━━━ Task data

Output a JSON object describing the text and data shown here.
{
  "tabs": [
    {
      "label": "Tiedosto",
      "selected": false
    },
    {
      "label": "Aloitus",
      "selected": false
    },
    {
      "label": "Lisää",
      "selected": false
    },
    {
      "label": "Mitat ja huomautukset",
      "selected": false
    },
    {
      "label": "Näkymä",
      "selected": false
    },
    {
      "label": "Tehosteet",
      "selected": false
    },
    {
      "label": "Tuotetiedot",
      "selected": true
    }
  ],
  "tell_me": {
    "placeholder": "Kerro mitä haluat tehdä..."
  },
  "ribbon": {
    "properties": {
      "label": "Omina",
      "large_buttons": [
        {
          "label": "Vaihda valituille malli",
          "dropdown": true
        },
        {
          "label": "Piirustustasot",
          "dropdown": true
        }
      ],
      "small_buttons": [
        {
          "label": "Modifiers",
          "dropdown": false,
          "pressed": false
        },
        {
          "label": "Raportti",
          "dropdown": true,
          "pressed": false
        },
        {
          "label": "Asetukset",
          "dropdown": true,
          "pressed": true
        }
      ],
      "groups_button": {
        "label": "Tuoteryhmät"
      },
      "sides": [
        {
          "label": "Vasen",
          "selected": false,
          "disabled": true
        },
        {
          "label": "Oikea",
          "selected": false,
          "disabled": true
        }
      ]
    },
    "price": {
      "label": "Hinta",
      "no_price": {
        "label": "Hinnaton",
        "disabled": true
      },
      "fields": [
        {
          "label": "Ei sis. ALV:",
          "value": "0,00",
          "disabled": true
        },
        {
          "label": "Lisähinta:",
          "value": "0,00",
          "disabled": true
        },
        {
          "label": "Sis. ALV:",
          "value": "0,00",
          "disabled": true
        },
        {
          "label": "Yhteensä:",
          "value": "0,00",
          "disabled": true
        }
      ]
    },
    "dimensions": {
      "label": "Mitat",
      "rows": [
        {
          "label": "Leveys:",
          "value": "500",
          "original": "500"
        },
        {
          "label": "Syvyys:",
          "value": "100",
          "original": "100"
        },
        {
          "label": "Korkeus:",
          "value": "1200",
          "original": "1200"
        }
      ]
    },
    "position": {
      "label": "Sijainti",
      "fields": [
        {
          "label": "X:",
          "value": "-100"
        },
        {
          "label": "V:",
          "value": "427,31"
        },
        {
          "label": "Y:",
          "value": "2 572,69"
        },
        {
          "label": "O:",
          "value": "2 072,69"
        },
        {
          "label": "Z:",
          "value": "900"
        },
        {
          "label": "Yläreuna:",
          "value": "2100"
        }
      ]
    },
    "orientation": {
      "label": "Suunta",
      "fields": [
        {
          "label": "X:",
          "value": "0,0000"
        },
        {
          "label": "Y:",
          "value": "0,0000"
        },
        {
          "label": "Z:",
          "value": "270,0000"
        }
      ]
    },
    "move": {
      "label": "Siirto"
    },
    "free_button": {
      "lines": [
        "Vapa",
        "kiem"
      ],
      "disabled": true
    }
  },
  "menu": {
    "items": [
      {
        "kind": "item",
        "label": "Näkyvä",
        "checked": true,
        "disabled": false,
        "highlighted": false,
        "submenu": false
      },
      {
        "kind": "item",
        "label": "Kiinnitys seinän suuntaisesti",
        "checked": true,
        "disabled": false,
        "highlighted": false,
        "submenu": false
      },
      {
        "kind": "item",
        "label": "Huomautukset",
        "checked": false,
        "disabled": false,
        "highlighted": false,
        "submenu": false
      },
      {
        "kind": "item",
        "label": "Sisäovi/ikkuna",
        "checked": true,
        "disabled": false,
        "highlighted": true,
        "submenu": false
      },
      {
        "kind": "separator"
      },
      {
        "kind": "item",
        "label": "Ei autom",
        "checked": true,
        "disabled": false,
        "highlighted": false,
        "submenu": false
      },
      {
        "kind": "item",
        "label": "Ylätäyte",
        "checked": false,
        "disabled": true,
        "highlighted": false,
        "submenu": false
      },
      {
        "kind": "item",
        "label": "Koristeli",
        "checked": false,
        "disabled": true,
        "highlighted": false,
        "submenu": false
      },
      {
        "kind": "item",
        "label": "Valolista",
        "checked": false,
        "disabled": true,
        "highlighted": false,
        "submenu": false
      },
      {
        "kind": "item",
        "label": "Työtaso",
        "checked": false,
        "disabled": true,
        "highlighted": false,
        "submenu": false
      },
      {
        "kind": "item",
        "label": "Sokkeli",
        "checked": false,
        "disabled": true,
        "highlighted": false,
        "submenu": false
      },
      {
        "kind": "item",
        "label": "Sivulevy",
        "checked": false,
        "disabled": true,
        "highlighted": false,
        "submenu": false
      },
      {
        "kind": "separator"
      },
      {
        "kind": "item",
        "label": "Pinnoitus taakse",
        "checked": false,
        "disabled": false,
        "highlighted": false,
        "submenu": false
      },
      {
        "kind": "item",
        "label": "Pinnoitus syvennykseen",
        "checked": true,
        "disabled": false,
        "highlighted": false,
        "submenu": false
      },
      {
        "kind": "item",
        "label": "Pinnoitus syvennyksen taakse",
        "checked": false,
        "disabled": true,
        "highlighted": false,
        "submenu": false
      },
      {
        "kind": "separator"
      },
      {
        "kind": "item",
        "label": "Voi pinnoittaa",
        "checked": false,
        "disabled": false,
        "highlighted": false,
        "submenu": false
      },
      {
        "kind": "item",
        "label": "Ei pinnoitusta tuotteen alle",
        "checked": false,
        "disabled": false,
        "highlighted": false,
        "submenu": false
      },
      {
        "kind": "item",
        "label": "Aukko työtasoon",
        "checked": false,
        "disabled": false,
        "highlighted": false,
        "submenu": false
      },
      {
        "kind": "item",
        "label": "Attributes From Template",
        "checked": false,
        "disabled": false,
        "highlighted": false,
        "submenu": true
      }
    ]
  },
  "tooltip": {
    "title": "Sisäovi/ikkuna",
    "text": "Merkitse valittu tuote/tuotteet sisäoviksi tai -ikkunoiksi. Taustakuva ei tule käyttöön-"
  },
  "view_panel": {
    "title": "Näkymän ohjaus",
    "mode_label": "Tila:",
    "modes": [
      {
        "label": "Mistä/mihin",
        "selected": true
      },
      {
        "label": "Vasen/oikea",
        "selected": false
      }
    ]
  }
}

━━━━━━

### [Your task]
Identify the lines in the entries above that contain "taakse", then copy them out.

### [Result of this exercise]
        "label": "Pinnoitus taakse",
        "label": "Pinnoitus syvennyksen taakse",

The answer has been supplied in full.